**Records for this exercise**
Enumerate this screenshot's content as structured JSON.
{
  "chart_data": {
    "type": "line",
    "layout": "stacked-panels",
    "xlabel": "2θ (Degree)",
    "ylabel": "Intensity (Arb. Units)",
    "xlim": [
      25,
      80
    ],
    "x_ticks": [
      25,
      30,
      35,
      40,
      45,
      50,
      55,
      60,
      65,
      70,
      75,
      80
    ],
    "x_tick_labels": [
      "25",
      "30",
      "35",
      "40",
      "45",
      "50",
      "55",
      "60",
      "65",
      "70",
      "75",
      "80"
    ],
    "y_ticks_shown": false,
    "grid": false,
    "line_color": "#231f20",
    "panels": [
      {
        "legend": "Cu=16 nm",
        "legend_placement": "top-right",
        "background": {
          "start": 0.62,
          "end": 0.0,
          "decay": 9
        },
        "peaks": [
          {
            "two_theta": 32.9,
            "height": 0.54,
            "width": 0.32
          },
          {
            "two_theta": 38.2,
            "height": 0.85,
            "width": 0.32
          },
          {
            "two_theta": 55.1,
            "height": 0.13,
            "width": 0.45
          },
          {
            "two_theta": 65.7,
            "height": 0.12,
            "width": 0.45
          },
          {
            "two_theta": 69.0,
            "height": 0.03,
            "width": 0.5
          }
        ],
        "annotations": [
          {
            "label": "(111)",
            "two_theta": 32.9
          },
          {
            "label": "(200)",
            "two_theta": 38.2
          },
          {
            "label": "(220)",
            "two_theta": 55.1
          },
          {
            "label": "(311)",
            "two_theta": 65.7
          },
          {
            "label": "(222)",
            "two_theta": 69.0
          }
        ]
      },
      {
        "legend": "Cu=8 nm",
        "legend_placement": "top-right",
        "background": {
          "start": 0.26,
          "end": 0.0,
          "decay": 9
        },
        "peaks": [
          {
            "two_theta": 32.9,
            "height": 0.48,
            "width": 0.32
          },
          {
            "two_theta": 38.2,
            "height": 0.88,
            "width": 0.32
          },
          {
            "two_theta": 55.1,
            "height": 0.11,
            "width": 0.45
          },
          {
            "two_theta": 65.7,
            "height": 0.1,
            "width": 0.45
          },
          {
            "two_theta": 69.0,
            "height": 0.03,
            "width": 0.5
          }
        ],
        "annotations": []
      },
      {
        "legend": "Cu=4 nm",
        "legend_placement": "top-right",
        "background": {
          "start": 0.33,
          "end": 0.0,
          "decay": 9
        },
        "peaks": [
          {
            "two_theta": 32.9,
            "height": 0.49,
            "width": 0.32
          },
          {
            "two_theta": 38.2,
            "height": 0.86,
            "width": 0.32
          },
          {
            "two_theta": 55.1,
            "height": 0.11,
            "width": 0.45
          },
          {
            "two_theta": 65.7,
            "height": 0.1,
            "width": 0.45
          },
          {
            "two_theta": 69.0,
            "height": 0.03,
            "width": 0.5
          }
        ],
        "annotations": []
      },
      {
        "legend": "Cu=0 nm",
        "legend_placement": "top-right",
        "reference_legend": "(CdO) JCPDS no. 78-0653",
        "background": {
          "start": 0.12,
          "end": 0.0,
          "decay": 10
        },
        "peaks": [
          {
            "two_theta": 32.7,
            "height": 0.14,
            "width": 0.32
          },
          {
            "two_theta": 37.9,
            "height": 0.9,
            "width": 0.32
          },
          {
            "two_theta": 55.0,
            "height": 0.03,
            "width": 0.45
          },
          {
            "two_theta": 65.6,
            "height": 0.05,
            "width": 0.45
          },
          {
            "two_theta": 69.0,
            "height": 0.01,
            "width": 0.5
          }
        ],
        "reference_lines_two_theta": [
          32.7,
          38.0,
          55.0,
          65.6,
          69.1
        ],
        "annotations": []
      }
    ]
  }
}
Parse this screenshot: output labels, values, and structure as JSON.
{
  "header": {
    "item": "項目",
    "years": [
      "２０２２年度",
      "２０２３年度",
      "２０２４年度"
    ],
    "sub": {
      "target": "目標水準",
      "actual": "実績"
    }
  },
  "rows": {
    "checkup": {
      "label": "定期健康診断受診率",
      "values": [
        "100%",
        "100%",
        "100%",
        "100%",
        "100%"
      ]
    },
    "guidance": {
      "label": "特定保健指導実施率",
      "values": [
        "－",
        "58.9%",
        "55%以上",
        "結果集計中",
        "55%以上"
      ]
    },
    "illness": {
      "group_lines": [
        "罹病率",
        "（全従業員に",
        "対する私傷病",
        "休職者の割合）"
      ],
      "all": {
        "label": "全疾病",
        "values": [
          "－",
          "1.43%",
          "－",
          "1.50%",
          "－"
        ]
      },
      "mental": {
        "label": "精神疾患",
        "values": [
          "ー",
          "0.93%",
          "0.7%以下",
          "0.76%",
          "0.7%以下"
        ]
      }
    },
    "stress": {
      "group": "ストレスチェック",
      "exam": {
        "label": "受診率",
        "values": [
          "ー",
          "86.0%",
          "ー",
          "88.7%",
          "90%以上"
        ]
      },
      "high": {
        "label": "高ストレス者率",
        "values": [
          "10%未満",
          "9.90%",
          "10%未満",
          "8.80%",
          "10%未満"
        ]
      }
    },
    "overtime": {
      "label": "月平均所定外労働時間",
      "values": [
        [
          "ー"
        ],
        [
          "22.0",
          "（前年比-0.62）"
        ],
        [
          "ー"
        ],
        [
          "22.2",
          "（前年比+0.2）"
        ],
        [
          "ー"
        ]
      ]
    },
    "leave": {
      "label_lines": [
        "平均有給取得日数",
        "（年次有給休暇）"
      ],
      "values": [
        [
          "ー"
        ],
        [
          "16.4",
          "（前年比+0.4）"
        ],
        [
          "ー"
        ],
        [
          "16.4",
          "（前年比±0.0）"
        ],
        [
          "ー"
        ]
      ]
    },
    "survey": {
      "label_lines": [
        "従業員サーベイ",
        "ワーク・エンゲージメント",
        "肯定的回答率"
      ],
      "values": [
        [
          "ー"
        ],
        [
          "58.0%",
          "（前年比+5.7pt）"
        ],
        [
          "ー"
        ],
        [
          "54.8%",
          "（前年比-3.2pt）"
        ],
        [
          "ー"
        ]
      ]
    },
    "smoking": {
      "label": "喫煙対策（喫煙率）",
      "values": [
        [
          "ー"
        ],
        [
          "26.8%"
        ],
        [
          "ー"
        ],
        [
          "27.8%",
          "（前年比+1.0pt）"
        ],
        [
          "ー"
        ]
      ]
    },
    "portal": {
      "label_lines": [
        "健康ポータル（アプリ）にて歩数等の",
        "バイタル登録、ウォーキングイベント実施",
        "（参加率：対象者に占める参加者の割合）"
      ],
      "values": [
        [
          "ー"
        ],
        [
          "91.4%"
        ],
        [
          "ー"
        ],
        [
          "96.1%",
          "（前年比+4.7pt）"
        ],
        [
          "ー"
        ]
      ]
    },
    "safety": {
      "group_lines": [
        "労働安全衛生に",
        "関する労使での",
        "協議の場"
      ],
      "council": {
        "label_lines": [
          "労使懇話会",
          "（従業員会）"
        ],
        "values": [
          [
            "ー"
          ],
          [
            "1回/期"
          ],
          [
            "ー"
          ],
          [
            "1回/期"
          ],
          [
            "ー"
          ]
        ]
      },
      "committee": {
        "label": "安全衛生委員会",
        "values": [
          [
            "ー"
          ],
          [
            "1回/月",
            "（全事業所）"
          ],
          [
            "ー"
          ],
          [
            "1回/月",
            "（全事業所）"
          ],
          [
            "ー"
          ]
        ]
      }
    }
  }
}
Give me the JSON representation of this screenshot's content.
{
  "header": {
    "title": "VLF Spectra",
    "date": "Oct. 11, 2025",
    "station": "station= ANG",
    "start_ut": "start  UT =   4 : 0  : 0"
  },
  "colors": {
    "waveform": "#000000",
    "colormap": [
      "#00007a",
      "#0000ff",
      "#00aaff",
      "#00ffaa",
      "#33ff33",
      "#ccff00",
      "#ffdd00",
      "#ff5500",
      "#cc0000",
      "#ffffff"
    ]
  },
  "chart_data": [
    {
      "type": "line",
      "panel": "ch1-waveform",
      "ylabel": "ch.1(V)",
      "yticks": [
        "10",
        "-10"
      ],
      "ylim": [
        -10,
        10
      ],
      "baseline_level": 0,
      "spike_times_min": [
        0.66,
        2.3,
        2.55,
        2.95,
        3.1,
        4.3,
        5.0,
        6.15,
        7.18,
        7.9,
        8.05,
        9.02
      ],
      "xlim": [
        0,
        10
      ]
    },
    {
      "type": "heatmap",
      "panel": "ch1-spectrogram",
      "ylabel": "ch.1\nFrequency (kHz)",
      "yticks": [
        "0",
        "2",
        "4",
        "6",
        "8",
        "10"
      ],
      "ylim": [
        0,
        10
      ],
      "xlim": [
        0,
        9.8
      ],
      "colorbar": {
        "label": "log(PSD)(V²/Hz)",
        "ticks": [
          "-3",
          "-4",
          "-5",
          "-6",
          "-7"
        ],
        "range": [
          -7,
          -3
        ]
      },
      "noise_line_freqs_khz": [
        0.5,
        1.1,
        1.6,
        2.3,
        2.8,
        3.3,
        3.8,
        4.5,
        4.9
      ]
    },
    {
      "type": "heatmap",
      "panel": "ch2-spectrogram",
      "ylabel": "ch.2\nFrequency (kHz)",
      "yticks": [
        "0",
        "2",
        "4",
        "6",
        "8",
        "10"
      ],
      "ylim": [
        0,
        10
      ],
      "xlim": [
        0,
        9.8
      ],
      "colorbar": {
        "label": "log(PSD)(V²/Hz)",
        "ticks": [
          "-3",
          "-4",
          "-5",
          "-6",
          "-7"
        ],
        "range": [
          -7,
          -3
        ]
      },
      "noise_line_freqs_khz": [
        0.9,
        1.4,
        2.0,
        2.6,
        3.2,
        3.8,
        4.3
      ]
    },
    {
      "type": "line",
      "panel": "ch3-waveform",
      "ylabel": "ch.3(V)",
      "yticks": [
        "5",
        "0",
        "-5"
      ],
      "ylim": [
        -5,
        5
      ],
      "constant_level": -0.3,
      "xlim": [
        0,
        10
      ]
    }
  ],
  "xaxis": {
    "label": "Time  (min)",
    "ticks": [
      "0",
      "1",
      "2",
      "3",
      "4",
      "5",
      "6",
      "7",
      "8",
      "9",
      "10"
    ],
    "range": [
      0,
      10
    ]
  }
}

**Written problem**
Within the data above, pick out all lines holding the word "nFrequency".

**Full response**
      "ylabel": "ch.1\nFrequency (kHz)",
      "ylabel": "ch.2\nFrequency (kHz)",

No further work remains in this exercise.